---- Exercise materials

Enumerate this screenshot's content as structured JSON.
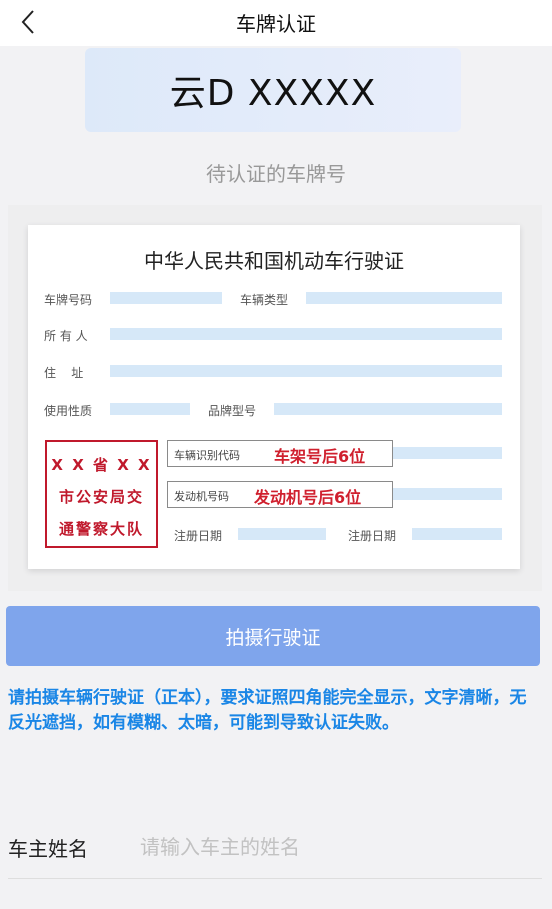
{
  "nav": {
    "title": "车牌认证"
  },
  "plate": {
    "number": "云D XXXXX",
    "subtitle": "待认证的车牌号"
  },
  "license": {
    "title": "中华人民共和国机动车行驶证",
    "labels": {
      "plate_no": "车牌号码",
      "vehicle_type": "车辆类型",
      "owner": "所 有 人",
      "address": "住    址",
      "use_nature": "使用性质",
      "brand_model": "品牌型号",
      "vin": "车辆识别代码",
      "engine_no": "发动机号码",
      "register_date": "注册日期",
      "issue_date": "注册日期"
    },
    "highlights": {
      "vin": "车架号后6位",
      "engine": "发动机号后6位"
    },
    "stamp": [
      "X X 省 X X",
      "市公安局交",
      "通警察大队"
    ]
  },
  "capture_button": "拍摄行驶证",
  "notice": "请拍摄车辆行驶证（正本），要求证照四角能完全显示，文字清晰，无反光遮挡，如有模糊、太暗，可能到导致认证失败。",
  "form": {
    "owner_label": "车主姓名",
    "owner_placeholder": "请输入车主的姓名",
    "owner_value": ""
  },
  "colors": {
    "accent": "#7fa5ec",
    "notice": "#1a86e6",
    "stamp": "#c0192c"
  }
}
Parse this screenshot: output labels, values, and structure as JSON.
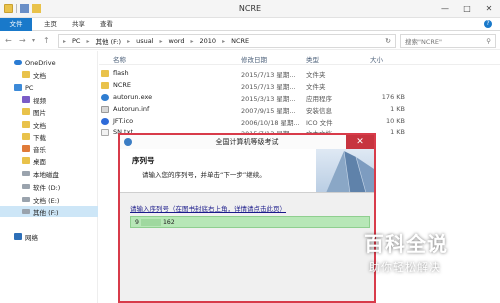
{
  "window": {
    "title": "NCRE"
  },
  "ribbon": {
    "tabs": [
      "文件",
      "主页",
      "共享",
      "查看"
    ]
  },
  "address": {
    "crumbs": [
      "PC",
      "其他 (F:)",
      "usual",
      "word",
      "2010",
      "NCRE"
    ],
    "search_placeholder": "搜索\"NCRE\""
  },
  "nav": {
    "items": [
      {
        "label": "OneDrive",
        "icon": "cloud-icon"
      },
      {
        "label": "文档",
        "icon": "folder-icon"
      },
      {
        "label": "PC",
        "icon": "pc-icon"
      },
      {
        "label": "视频",
        "icon": "video-icon"
      },
      {
        "label": "图片",
        "icon": "folder-icon"
      },
      {
        "label": "文档",
        "icon": "folder-icon"
      },
      {
        "label": "下载",
        "icon": "folder-icon"
      },
      {
        "label": "音乐",
        "icon": "music-icon"
      },
      {
        "label": "桌面",
        "icon": "folder-icon"
      },
      {
        "label": "本地磁盘",
        "icon": "drive-icon"
      },
      {
        "label": "软件 (D:)",
        "icon": "drive-icon"
      },
      {
        "label": "文档 (E:)",
        "icon": "drive-icon"
      },
      {
        "label": "其他 (F:)",
        "icon": "drive-icon"
      },
      {
        "label": "网络",
        "icon": "network-icon"
      }
    ],
    "selected_index": 12
  },
  "list": {
    "columns": {
      "name": "名称",
      "date": "修改日期",
      "type": "类型",
      "size": "大小"
    },
    "rows": [
      {
        "name": "flash",
        "date": "2015/7/13 星期...",
        "type": "文件夹",
        "size": "",
        "icon": "folder-icon"
      },
      {
        "name": "NCRE",
        "date": "2015/7/13 星期...",
        "type": "文件夹",
        "size": "",
        "icon": "folder-icon"
      },
      {
        "name": "autorun.exe",
        "date": "2015/3/13 星期...",
        "type": "应用程序",
        "size": "176 KB",
        "icon": "exe-icon"
      },
      {
        "name": "Autorun.inf",
        "date": "2007/9/15 星期...",
        "type": "安装信息",
        "size": "1 KB",
        "icon": "inf-icon"
      },
      {
        "name": "JFT.ico",
        "date": "2006/10/18 星期...",
        "type": "ICO 文件",
        "size": "10 KB",
        "icon": "ico-icon"
      },
      {
        "name": "SN.txt",
        "date": "2015/7/13 星期...",
        "type": "文本文档",
        "size": "1 KB",
        "icon": "text-file-icon"
      }
    ]
  },
  "dialog": {
    "title": "全国计算机等级考试",
    "heading": "序列号",
    "subtitle": "请输入您的序列号，并单击“下一步”继续。",
    "prompt": "请输入序列号（在图书封底右上角，详情请点击此页）",
    "serial_prefix": "9",
    "serial_suffix": "162"
  },
  "watermark": {
    "main": "百科全说",
    "sub": "助你轻松解决"
  }
}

--------

Short exercise
Repeat each line of the records above exactly, but do not copy the pictures.

Completed task
Enumerate this screenshot's content as structured JSON.
{
  "nav": {
    "title": "车牌认证"
  },
  "plate": {
    "number": "云D XXXXX",
    "subtitle": "待认证的车牌号"
  },
  "license": {
    "title": "中华人民共和国机动车行驶证",
    "labels": {
      "plate_no": "车牌号码",
      "vehicle_type": "车辆类型",
      "owner": "所 有 人",
      "address": "住    址",
      "use_nature": "使用性质",
      "brand_model": "品牌型号",
      "vin": "车辆识别代码",
      "engine_no": "发动机号码",
      "register_date": "注册日期",
      "issue_date": "注册日期"
    },
    "highlights": {
      "vin": "车架号后6位",
      "engine": "发动机号后6位"
    },
    "stamp": [
      "X X 省 X X",
      "市公安局交",
      "通警察大队"
    ]
  },
  "capture_button": "拍摄行驶证",
  "notice": "请拍摄车辆行驶证（正本），要求证照四角能完全显示，文字清晰，无反光遮挡，如有模糊、太暗，可能到导致认证失败。",
  "form": {
    "owner_label": "车主姓名",
    "owner_placeholder": "请输入车主的姓名",
    "owner_value": ""
  },
  "colors": {
    "accent": "#7fa5ec",
    "notice": "#1a86e6",
    "stamp": "#c0192c"
  }
}
Parse this screenshot: output labels, values, and structure as JSON.
{
  "window": {
    "title": "NCRE"
  },
  "ribbon": {
    "tabs": [
      "文件",
      "主页",
      "共享",
      "查看"
    ]
  },
  "address": {
    "crumbs": [
      "PC",
      "其他 (F:)",
      "usual",
      "word",
      "2010",
      "NCRE"
    ],
    "search_placeholder": "搜索\"NCRE\""
  },
  "nav": {
    "items": [
      {
        "label": "OneDrive",
        "icon": "cloud-icon"
      },
      {
        "label": "文档",
        "icon": "folder-icon"
      },
      {
        "label": "PC",
        "icon": "pc-icon"
      },
      {
        "label": "视频",
        "icon": "video-icon"
      },
      {
        "label": "图片",
        "icon": "folder-icon"
      },
      {
        "label": "文档",
        "icon": "folder-icon"
      },
      {
        "label": "下载",
        "icon": "folder-icon"
      },
      {
        "label": "音乐",
        "icon": "music-icon"
      },
      {
        "label": "桌面",
        "icon": "folder-icon"
      },
      {
        "label": "本地磁盘",
        "icon": "drive-icon"
      },
      {
        "label": "软件 (D:)",
        "icon": "drive-icon"
      },
      {
        "label": "文档 (E:)",
        "icon": "drive-icon"
      },
      {
        "label": "其他 (F:)",
        "icon": "drive-icon"
      },
      {
        "label": "网络",
        "icon": "network-icon"
      }
    ],
    "selected_index": 12
  },
  "list": {
    "columns": {
      "name": "名称",
      "date": "修改日期",
      "type": "类型",
      "size": "大小"
    },
    "rows": [
      {
        "name": "flash",
        "date": "2015/7/13 星期...",
        "type": "文件夹",
        "size": "",
        "icon": "folder-icon"
      },
      {
        "name": "NCRE",
        "date": "2015/7/13 星期...",
        "type": "文件夹",
        "size": "",
        "icon": "folder-icon"
      },
      {
        "name": "autorun.exe",
        "date": "2015/3/13 星期...",
        "type": "应用程序",
        "size": "176 KB",
        "icon": "exe-icon"
      },
      {
        "name": "Autorun.inf",
        "date": "2007/9/15 星期...",
        "type": "安装信息",
        "size": "1 KB",
        "icon": "inf-icon"
      },
      {
        "name": "JFT.ico",
        "date": "2006/10/18 星期...",
        "type": "ICO 文件",
        "size": "10 KB",
        "icon": "ico-icon"
      },
      {
        "name": "SN.txt",
        "date": "2015/7/13 星期...",
        "type": "文本文档",
        "size": "1 KB",
        "icon": "text-file-icon"
      }
    ]
  },
  "dialog": {
    "title": "全国计算机等级考试",
    "heading": "序列号",
    "subtitle": "请输入您的序列号，并单击“下一步”继续。",
    "prompt": "请输入序列号（在图书封底右上角，详情请点击此页）",
    "serial_prefix": "9",
    "serial_suffix": "162"
  },
  "watermark": {
    "main": "百科全说",
    "sub": "助你轻松解决"
  }
}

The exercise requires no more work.